Written instruction: Go through the entries and count the lines with the string "tale" in them. Give only that number.
>> BEGIN Extracted entries
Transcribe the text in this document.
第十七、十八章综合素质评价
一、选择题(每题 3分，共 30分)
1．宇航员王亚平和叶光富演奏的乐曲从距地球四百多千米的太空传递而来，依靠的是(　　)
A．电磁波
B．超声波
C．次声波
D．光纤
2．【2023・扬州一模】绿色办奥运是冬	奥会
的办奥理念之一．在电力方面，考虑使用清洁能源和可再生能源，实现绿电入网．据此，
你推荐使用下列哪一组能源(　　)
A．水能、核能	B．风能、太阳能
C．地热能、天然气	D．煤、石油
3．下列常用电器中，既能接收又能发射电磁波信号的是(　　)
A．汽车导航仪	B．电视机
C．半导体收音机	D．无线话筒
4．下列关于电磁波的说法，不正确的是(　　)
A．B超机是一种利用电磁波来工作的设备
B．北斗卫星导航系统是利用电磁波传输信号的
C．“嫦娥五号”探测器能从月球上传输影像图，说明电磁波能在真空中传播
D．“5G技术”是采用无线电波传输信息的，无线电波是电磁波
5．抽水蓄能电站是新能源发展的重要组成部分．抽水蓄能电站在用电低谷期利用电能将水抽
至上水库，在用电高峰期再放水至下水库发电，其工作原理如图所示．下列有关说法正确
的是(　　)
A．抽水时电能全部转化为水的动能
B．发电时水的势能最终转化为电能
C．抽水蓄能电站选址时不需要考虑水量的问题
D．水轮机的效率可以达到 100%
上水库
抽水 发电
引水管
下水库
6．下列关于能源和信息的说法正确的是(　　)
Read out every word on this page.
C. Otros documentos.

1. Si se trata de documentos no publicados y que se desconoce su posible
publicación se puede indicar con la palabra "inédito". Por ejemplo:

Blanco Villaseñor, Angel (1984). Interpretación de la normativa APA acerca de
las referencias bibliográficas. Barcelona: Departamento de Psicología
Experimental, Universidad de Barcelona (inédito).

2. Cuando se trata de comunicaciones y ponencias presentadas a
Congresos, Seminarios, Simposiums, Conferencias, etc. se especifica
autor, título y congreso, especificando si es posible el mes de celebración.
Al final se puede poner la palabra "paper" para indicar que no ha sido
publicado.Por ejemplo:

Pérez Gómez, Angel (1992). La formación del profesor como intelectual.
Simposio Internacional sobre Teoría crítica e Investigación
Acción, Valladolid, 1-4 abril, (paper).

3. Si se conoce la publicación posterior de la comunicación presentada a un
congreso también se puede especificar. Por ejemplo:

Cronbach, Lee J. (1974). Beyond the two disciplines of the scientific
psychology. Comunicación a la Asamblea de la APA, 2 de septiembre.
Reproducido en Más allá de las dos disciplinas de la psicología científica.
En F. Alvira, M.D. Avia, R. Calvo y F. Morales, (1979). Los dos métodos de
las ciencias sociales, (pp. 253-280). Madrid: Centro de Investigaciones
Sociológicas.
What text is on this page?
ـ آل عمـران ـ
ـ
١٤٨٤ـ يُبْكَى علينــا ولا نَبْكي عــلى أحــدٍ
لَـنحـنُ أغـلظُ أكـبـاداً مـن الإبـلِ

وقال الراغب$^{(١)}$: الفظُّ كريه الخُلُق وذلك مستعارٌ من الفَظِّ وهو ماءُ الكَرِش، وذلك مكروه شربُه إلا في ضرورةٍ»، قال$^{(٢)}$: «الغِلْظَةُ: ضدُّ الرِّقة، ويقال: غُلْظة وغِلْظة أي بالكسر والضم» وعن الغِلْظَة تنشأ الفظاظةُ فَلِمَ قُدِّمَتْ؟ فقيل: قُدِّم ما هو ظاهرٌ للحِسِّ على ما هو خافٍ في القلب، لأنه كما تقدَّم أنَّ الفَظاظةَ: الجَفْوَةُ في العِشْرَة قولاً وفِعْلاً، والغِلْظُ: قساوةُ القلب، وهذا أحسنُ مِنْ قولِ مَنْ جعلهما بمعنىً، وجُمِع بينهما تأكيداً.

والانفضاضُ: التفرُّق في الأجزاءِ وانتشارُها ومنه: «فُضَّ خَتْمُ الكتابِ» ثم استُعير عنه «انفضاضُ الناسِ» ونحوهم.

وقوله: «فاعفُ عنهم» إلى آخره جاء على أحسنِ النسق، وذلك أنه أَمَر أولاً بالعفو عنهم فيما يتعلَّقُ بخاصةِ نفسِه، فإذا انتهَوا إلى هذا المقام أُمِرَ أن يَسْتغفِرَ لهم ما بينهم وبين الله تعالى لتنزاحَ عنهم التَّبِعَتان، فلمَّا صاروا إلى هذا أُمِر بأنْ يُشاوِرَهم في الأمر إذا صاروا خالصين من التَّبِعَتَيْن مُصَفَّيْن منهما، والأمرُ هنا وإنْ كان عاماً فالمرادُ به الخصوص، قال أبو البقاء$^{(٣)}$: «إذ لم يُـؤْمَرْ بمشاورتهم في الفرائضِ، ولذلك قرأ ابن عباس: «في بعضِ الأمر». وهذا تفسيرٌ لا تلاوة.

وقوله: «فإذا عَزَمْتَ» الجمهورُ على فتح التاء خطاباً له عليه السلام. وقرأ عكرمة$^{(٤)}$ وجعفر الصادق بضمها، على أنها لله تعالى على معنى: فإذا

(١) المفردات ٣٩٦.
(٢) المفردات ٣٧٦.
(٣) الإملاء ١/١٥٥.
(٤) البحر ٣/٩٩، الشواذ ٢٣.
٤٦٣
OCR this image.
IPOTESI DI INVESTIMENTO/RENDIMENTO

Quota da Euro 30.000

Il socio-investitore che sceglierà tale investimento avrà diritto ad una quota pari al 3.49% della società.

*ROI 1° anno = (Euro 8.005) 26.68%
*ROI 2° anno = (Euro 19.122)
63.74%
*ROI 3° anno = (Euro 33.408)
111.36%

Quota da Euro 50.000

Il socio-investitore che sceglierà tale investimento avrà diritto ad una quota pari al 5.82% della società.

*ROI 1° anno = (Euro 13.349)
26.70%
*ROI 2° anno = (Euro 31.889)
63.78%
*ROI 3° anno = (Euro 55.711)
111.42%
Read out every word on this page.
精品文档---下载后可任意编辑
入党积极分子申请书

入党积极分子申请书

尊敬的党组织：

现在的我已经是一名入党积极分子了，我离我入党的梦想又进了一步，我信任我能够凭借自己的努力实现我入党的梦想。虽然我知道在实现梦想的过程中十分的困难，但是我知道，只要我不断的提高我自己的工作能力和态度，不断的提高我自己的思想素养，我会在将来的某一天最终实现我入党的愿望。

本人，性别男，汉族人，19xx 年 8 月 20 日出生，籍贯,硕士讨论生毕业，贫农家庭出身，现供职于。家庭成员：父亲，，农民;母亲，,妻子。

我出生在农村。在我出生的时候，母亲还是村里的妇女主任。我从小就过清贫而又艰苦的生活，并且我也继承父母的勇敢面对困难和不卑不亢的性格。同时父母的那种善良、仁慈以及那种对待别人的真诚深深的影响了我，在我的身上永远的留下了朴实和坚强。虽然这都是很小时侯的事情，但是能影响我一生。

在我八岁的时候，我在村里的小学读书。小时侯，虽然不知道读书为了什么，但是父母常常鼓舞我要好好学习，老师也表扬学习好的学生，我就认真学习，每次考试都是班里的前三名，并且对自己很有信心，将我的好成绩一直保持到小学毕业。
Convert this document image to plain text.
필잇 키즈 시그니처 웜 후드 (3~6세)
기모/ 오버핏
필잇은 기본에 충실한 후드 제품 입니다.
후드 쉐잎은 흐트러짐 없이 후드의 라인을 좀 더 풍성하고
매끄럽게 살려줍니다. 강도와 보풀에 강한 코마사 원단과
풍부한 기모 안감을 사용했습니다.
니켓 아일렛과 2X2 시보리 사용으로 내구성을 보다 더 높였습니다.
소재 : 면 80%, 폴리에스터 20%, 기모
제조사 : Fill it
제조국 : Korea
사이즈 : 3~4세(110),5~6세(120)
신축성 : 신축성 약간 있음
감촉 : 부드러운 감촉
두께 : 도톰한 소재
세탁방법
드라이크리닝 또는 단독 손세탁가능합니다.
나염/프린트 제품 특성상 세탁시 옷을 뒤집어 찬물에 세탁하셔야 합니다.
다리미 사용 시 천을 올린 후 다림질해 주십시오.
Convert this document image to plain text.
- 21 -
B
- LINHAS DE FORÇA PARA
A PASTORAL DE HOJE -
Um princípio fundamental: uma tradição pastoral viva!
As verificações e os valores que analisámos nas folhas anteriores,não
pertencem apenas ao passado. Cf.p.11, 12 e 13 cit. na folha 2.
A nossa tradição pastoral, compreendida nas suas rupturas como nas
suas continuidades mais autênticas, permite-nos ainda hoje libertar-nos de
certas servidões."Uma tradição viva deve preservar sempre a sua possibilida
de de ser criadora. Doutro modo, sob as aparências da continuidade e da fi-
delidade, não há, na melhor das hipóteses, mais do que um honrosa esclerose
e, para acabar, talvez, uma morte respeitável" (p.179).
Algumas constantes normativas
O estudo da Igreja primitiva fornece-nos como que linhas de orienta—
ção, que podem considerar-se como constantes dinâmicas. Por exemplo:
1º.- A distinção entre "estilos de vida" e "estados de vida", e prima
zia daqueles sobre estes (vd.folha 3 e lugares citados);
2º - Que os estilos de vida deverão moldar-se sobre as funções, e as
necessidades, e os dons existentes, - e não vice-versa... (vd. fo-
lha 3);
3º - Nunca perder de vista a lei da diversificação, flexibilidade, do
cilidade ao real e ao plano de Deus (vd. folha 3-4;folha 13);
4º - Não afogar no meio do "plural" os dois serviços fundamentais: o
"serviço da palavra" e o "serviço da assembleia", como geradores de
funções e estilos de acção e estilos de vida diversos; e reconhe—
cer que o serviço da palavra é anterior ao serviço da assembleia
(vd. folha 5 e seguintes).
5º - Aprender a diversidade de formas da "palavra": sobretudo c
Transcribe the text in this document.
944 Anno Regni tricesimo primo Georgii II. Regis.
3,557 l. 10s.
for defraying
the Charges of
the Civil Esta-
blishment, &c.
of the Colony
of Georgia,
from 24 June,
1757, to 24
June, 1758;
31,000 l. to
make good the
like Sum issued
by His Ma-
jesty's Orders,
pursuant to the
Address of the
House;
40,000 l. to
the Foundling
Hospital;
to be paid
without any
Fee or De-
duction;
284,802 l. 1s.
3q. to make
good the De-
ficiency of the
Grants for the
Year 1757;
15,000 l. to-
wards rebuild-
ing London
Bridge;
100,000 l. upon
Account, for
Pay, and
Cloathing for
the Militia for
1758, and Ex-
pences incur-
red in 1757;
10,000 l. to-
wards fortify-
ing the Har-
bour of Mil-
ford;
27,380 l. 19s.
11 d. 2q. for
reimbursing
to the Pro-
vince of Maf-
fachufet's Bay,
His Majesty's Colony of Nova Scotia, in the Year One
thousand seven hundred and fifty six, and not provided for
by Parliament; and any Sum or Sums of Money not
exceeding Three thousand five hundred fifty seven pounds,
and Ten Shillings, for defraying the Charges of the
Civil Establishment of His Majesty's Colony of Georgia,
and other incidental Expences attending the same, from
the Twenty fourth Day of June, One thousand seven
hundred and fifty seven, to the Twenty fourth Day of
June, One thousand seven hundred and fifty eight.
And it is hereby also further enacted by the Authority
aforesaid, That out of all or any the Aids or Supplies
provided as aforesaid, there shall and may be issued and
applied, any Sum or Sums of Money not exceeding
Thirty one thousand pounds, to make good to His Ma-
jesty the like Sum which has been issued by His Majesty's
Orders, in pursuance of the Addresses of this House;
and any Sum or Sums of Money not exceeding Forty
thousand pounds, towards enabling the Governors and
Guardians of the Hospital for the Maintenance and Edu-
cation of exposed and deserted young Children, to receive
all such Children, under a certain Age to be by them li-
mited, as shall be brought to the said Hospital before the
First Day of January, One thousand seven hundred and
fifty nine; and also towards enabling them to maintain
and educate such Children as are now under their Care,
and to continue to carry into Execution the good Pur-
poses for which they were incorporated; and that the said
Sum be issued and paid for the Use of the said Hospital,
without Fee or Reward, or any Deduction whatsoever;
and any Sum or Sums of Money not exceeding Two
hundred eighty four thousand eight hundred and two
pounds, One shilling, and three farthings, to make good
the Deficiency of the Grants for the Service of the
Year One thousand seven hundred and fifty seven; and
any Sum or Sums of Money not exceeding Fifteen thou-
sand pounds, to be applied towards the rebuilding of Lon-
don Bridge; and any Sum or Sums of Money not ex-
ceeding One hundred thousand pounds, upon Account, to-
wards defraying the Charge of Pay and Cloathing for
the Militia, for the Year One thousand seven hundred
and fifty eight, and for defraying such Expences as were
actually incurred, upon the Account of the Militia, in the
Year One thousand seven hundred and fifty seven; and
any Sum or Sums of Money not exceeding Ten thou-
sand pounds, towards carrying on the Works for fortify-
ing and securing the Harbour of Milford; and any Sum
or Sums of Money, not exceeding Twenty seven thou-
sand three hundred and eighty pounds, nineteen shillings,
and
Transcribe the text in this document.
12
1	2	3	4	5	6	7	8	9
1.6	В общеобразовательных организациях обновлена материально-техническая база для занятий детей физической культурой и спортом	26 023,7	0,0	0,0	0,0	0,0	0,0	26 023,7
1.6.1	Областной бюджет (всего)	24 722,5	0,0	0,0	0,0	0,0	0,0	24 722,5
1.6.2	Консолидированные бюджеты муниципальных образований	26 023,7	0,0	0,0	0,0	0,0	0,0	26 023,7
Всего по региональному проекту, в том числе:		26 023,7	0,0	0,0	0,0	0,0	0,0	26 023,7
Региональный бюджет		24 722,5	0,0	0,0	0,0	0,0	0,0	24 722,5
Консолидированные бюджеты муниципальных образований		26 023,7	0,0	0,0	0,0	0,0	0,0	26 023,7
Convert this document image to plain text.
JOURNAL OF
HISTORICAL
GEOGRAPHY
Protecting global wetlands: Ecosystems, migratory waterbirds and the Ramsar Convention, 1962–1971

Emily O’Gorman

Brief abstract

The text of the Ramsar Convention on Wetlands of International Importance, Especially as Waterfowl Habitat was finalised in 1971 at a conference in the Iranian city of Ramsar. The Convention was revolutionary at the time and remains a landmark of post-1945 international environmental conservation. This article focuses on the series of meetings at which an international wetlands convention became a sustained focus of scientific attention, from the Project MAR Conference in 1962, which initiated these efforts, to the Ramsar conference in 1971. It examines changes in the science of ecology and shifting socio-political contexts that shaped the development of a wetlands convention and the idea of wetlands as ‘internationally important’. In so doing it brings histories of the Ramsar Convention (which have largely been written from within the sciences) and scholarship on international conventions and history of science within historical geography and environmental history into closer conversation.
>> END Extracted entries
The answer: 2